**REQUIRED TASKS**
(A) Reproduce the part of the Stuart Clark interview that begins with the words containing "Stuart Clark will" and ends with "videos in England!".
(B) In the Stuart Clark interview, how did Clark pay for his PhD research?
(C) Go on with the Stuart Clark interview from the point where it stops.

**SELECTED TEXT**
* * *

Stuart Clark will read October 25 and participate in the Charles Taylor Prize for Literary Non-Fiction Spotlight on October 26.
IFOA: In 2001, you left a position at the University of Hertfordshire to work full-time as a science journalist. What led to this decision?
Clark: I’ve always been fascinated with both astronomy and storytelling. So I followed an academic path to a PhD in research astronomy while in parallel, I pursued a writing career—I actually funded my PhD research by writing the cover copy for Star Trek videos in England!
As I experimented with my writing I discovered how powerful a strong narrative can be for delivering non-fiction. Ultimately, I decided that I could do more for astronomy by telling its stories to the general public, than by spending my career focused on researching just one tiny bit of it.
In the 17th century, German astronomer Johannes Kepler said, “The roads that lead man to knowledge are as fascinating as that knowledge itself.” As a science journalist, author and novelist I can tell both kinds of stories.
IFOA: What single achievement are you most proud of?

* * *

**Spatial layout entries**
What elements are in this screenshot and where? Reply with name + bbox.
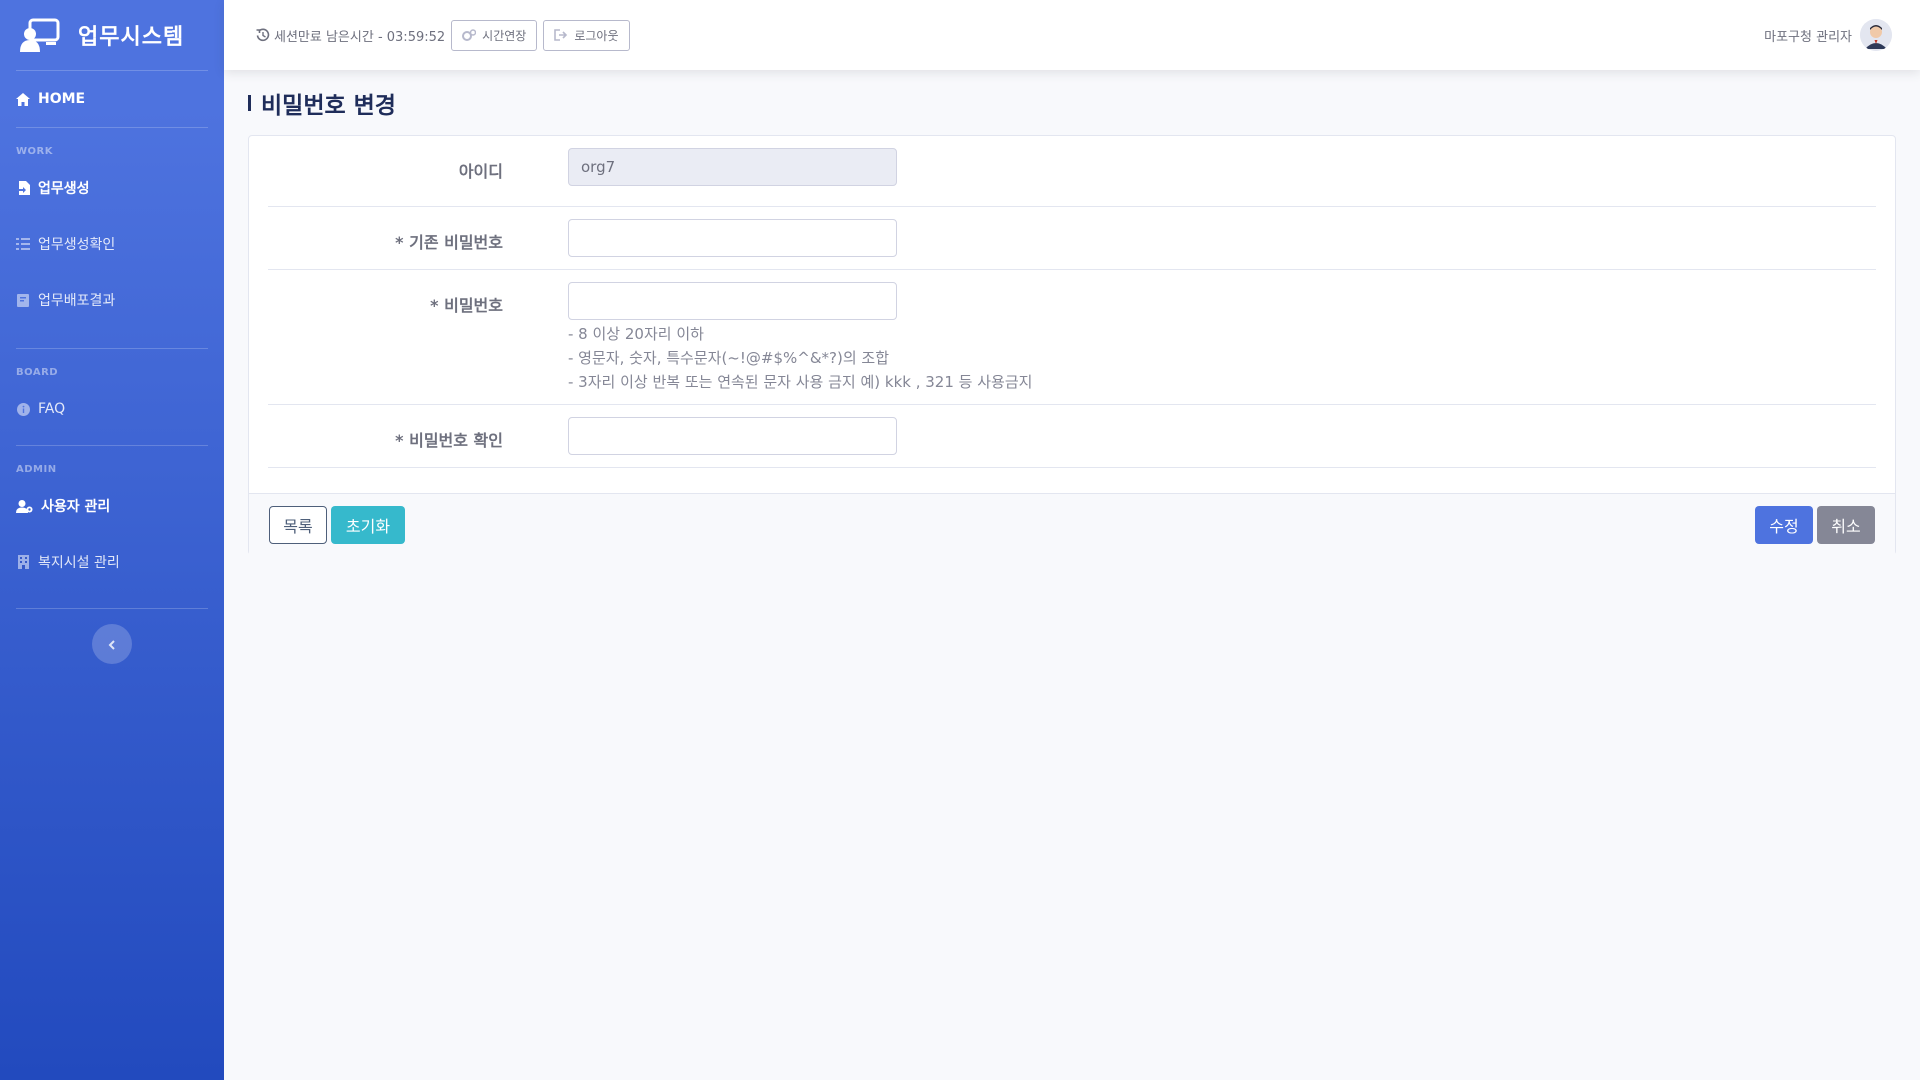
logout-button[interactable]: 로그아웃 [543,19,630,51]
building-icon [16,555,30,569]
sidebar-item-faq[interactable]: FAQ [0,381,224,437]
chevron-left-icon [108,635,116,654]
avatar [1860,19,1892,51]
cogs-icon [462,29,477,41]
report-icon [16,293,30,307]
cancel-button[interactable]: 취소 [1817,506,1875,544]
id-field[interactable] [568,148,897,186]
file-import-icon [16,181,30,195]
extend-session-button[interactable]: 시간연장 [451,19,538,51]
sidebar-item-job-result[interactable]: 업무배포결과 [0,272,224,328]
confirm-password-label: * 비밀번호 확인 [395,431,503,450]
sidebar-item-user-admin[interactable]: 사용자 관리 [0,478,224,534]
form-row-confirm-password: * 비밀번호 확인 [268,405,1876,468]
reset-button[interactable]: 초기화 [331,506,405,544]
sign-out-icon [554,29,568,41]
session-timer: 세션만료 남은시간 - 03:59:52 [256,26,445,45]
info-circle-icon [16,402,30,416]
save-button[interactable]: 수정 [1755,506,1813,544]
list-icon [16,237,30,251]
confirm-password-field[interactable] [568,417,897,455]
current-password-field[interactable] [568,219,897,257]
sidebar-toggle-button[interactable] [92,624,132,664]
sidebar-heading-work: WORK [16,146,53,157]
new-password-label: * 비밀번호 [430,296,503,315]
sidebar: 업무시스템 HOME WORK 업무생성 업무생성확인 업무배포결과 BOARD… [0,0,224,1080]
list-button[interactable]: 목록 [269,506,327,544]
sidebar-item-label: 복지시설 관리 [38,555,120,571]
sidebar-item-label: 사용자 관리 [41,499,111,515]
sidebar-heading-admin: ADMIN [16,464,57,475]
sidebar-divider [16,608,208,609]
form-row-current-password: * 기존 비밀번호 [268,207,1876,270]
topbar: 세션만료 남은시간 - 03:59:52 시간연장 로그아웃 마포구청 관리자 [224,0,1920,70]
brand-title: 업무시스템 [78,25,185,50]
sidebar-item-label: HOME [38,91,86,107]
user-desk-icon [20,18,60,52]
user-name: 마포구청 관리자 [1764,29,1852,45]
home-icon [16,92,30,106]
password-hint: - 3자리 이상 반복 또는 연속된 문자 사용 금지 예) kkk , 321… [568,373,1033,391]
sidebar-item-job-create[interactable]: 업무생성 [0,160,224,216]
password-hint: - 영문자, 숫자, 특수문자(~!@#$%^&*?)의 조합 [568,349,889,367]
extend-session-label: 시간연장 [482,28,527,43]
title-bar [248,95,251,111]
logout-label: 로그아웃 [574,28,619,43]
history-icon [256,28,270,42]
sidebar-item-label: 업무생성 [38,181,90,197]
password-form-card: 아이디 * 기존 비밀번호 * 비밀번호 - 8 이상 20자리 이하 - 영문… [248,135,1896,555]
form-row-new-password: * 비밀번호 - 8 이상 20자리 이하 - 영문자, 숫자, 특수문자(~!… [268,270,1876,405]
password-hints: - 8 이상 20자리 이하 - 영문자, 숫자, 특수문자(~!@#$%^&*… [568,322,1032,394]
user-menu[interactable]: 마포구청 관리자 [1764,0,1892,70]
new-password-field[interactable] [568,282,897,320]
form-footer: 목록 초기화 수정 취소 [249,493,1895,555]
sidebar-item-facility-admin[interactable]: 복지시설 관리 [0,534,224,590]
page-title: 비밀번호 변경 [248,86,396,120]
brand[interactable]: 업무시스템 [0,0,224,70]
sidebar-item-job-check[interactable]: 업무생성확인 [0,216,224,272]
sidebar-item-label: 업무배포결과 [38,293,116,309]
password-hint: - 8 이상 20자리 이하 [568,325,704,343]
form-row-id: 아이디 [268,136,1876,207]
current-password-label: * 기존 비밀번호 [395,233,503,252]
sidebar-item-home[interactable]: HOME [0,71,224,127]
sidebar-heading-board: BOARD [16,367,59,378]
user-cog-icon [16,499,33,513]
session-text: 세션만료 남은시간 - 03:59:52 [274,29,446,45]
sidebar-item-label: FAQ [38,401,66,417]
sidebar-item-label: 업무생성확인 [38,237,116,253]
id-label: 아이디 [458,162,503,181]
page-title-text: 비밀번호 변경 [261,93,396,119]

* * *

**THE ANSWERS**
(A)
Stuart Clark will read October 25 and participate in the Charles Taylor Prize for Literary Non-Fiction Spotlight on October 26.
IFOA: In 2001, you left a position at the University of Hertfordshire to work full-time as a science journalist. What led to this decision?
Clark: I’ve always been fascinated with both astronomy and storytelling. So I followed an academic path to a PhD in research astronomy while in parallel, I pursued a writing career—I actually funded my PhD research by writing the cover copy for Star Trek videos in England!

(B) He wrote the cover copy for Star Trek videos in England.

(C)
Clark: It has to be my Sky’s Dark Labyrinth trilogy. Having written non-fiction using literary techniques, I finally felt ready to cross the divide and approach it from the other way: fiction but closely based on fact.
Such “faction” as it has been called may have fallen from favour since its height in the ’70s but for the story I wanted to tell, I thought it was the best possible medium.
Science established itself as a cultural endeavour in the west just over 400 years ago through the work of astronomers such as Galileo and Newton. My ambition was to tell that story in the most entertaining way possible, placing the endeavour in its correct historical context.
I didn’t want to examine these great astronomers like scientific objects, nor deify them. I wanted them to live and breathe, and be the flawed humans we sometimes forget they were. So again a novel seemed like the best vehicle.
IFOA: If you could somehow transcend time and space, where and when would you go, and why?
Clark: Easy! Back to the late 17th century England, dressed in periwig and britches, and sitting in the ranks of the newly formed Royal Society listening to people like Robert Hooke, Edmond Halley, Christopher Wren and, of course, Isaac Newton.
This is the setting for the second Sky’s Dark Labyrinth novel, The Sensorium of God. The more I read about the times and the characters, the more I am amazed at the progression of thought during this era. Everything was up for grabs. Nature was now conquerable using mathematical analysis, and so they measured and questioned everything.
Science was born in the West at this point and shown to be a powerful way of making sense of the world around us. Our modern world derives from those meetings.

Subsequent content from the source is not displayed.